EXERCISE DIRECTIONS: Report only the number of lines in this material that include "JSON".

[start of RECORDS FOR THIS EXERCISE]

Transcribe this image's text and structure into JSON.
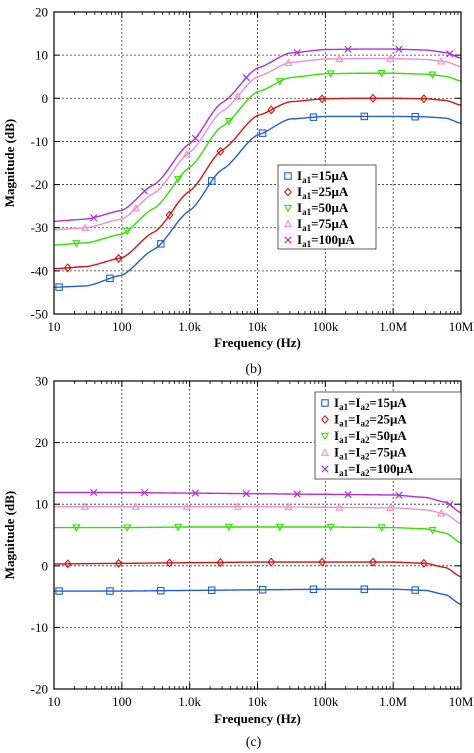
{
  "chart_data": [
    {
      "type": "line",
      "caption": "(b)",
      "xlabel": "Frequency (Hz)",
      "ylabel": "Magnitude (dB)",
      "xscale": "log",
      "xlim": [
        10,
        10000000
      ],
      "ylim": [
        -50,
        20
      ],
      "xticks": [
        10,
        100,
        1000,
        10000,
        100000,
        1000000,
        10000000
      ],
      "xtick_labels": [
        "10",
        "100",
        "1.0k",
        "10k",
        "100k",
        "1.0M",
        "10M"
      ],
      "yticks": [
        -50,
        -40,
        -30,
        -20,
        -10,
        0,
        10,
        20
      ],
      "ytick_labels": [
        "-50",
        "-40",
        "-30",
        "-20",
        "-10",
        "0",
        "10",
        "20"
      ],
      "grid": true,
      "legend_position": "center-right",
      "series": [
        {
          "name": "Ia1=15μA",
          "legend_parts": [
            [
              "I",
              ""
            ],
            [
              "a1",
              "sub"
            ],
            [
              "=15μA",
              ""
            ]
          ],
          "color": "#1f5fd6",
          "marker": "square",
          "x": [
            10,
            30,
            100,
            300,
            1000,
            3000,
            10000,
            30000,
            100000,
            300000,
            1000000,
            3000000,
            6000000,
            10000000
          ],
          "y": [
            -43.8,
            -43.5,
            -41.0,
            -35.0,
            -26.0,
            -16.5,
            -8.5,
            -4.8,
            -4.2,
            -4.2,
            -4.2,
            -4.3,
            -4.6,
            -5.8
          ]
        },
        {
          "name": "Ia1=25μA",
          "legend_parts": [
            [
              "I",
              ""
            ],
            [
              "a1",
              "sub"
            ],
            [
              "=25μA",
              ""
            ]
          ],
          "color": "#d21414",
          "marker": "diamond",
          "x": [
            10,
            30,
            100,
            300,
            1000,
            3000,
            10000,
            30000,
            100000,
            300000,
            1000000,
            3000000,
            6000000,
            10000000
          ],
          "y": [
            -39.5,
            -39.0,
            -37.0,
            -31.0,
            -21.5,
            -12.0,
            -4.0,
            -0.8,
            -0.1,
            0.0,
            0.0,
            -0.1,
            -0.5,
            -1.6
          ]
        },
        {
          "name": "Ia1=50μA",
          "legend_parts": [
            [
              "I",
              ""
            ],
            [
              "a1",
              "sub"
            ],
            [
              "=50μA",
              ""
            ]
          ],
          "color": "#33e300",
          "marker": "triangle-down",
          "x": [
            10,
            30,
            100,
            300,
            1000,
            3000,
            10000,
            30000,
            100000,
            300000,
            1000000,
            3000000,
            6000000,
            10000000
          ],
          "y": [
            -34.0,
            -33.5,
            -31.5,
            -25.5,
            -16.0,
            -6.5,
            1.5,
            4.8,
            5.7,
            5.8,
            5.8,
            5.6,
            5.1,
            4.0
          ]
        },
        {
          "name": "Ia1=75μA",
          "legend_parts": [
            [
              "I",
              ""
            ],
            [
              "a1",
              "sub"
            ],
            [
              "=75μA",
              ""
            ]
          ],
          "color": "#f090c8",
          "marker": "triangle-up",
          "x": [
            10,
            30,
            100,
            300,
            1000,
            3000,
            10000,
            30000,
            100000,
            300000,
            1000000,
            3000000,
            6000000,
            10000000
          ],
          "y": [
            -30.5,
            -30.0,
            -28.0,
            -22.0,
            -12.5,
            -3.0,
            5.0,
            8.3,
            9.1,
            9.2,
            9.2,
            9.0,
            8.5,
            7.3
          ]
        },
        {
          "name": "Ia1=100μA",
          "legend_parts": [
            [
              "I",
              ""
            ],
            [
              "a1",
              "sub"
            ],
            [
              "=100μA",
              ""
            ]
          ],
          "color": "#b030d8",
          "marker": "x",
          "x": [
            10,
            30,
            100,
            300,
            1000,
            3000,
            10000,
            30000,
            100000,
            300000,
            1000000,
            3000000,
            6000000,
            10000000
          ],
          "y": [
            -28.5,
            -28.0,
            -26.0,
            -20.0,
            -10.5,
            -1.0,
            7.0,
            10.5,
            11.3,
            11.4,
            11.4,
            11.2,
            10.6,
            9.3
          ]
        }
      ]
    },
    {
      "type": "line",
      "caption": "(c)",
      "xlabel": "Frequency (Hz)",
      "ylabel": "Magnitude (dB)",
      "xscale": "log",
      "xlim": [
        10,
        10000000
      ],
      "ylim": [
        -20,
        30
      ],
      "xticks": [
        10,
        100,
        1000,
        10000,
        100000,
        1000000,
        10000000
      ],
      "xtick_labels": [
        "10",
        "100",
        "1.0k",
        "10k",
        "100k",
        "1.0M",
        "10M"
      ],
      "yticks": [
        -20,
        -10,
        0,
        10,
        20,
        30
      ],
      "ytick_labels": [
        "-20",
        "-10",
        "0",
        "10",
        "20",
        "30"
      ],
      "grid": true,
      "legend_position": "top-right",
      "series": [
        {
          "name": "Ia1=Ia2=15μA",
          "legend_parts": [
            [
              "I",
              ""
            ],
            [
              "a1",
              "sub"
            ],
            [
              "=I",
              ""
            ],
            [
              "a2",
              "sub"
            ],
            [
              "=15μA",
              ""
            ]
          ],
          "color": "#1f5fd6",
          "marker": "square",
          "x": [
            10,
            100,
            1000,
            10000,
            100000,
            1000000,
            3000000,
            6000000,
            10000000
          ],
          "y": [
            -4.1,
            -4.1,
            -4.0,
            -3.9,
            -3.8,
            -3.8,
            -4.0,
            -4.7,
            -6.3
          ]
        },
        {
          "name": "Ia1=Ia2=25μA",
          "legend_parts": [
            [
              "I",
              ""
            ],
            [
              "a1",
              "sub"
            ],
            [
              "=I",
              ""
            ],
            [
              "a2",
              "sub"
            ],
            [
              "=25μA",
              ""
            ]
          ],
          "color": "#d21414",
          "marker": "diamond",
          "x": [
            10,
            100,
            1000,
            10000,
            100000,
            1000000,
            3000000,
            6000000,
            10000000
          ],
          "y": [
            0.3,
            0.4,
            0.5,
            0.6,
            0.6,
            0.6,
            0.4,
            -0.3,
            -1.8
          ]
        },
        {
          "name": "Ia1=Ia2=50μA",
          "legend_parts": [
            [
              "I",
              ""
            ],
            [
              "a1",
              "sub"
            ],
            [
              "=I",
              ""
            ],
            [
              "a2",
              "sub"
            ],
            [
              "=50μA",
              ""
            ]
          ],
          "color": "#33e300",
          "marker": "triangle-down",
          "x": [
            10,
            100,
            1000,
            10000,
            100000,
            1000000,
            3000000,
            6000000,
            10000000
          ],
          "y": [
            6.2,
            6.2,
            6.3,
            6.3,
            6.3,
            6.2,
            6.0,
            5.3,
            3.7
          ]
        },
        {
          "name": "Ia1=Ia2=75μA",
          "legend_parts": [
            [
              "I",
              ""
            ],
            [
              "a1",
              "sub"
            ],
            [
              "=I",
              ""
            ],
            [
              "a2",
              "sub"
            ],
            [
              "=75μA",
              ""
            ]
          ],
          "color": "#f090c8",
          "marker": "triangle-up",
          "x": [
            10,
            100,
            1000,
            10000,
            100000,
            1000000,
            3000000,
            6000000,
            10000000
          ],
          "y": [
            9.6,
            9.6,
            9.6,
            9.6,
            9.5,
            9.4,
            9.1,
            8.4,
            6.8
          ]
        },
        {
          "name": "Ia1=Ia2=100μA",
          "legend_parts": [
            [
              "I",
              ""
            ],
            [
              "a1",
              "sub"
            ],
            [
              "=I",
              ""
            ],
            [
              "a2",
              "sub"
            ],
            [
              "=100μA",
              ""
            ]
          ],
          "color": "#b030d8",
          "marker": "x",
          "x": [
            10,
            100,
            1000,
            10000,
            100000,
            1000000,
            3000000,
            6000000,
            10000000
          ],
          "y": [
            11.9,
            11.9,
            11.8,
            11.7,
            11.6,
            11.5,
            11.1,
            10.3,
            8.6
          ]
        }
      ]
    }
  ]
}
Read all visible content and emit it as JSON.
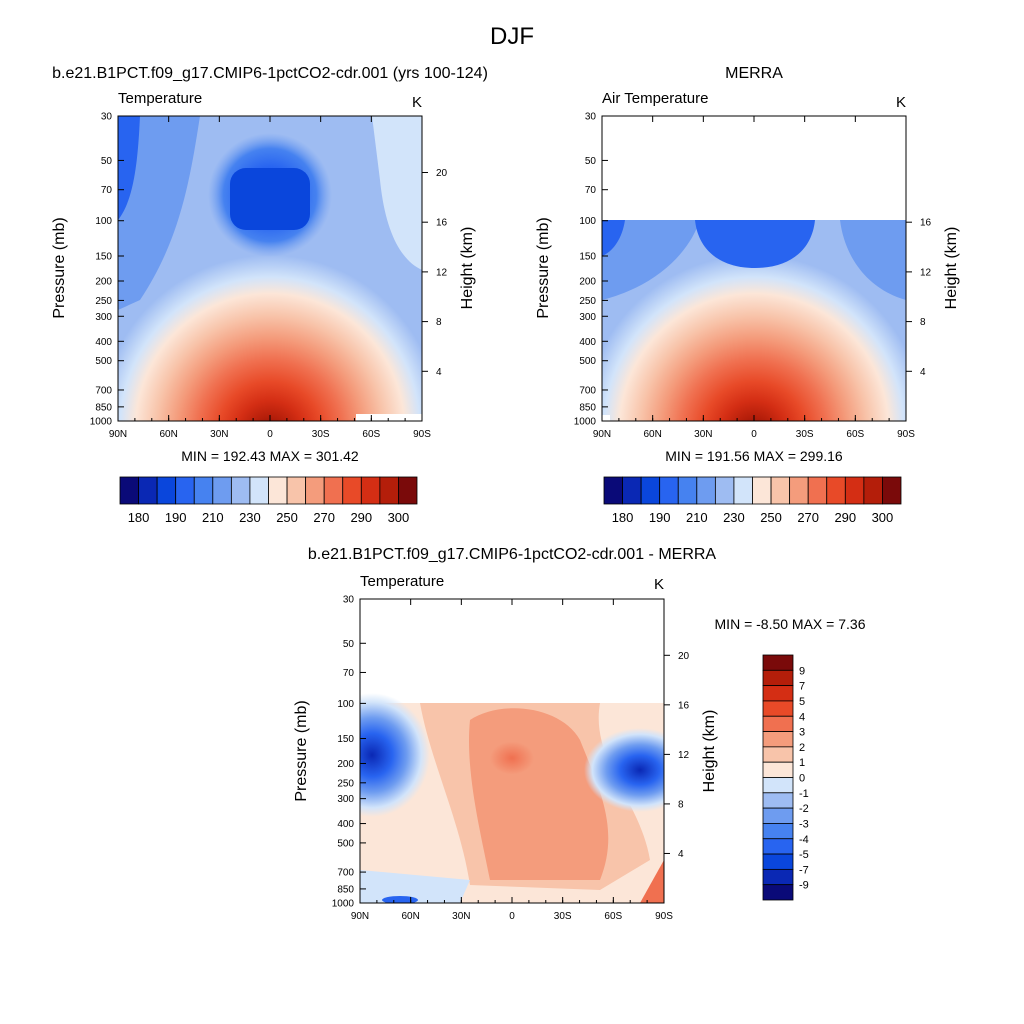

[end of RECORDS FOR THIS EXERCISE]

ANSWER IN FULL: 2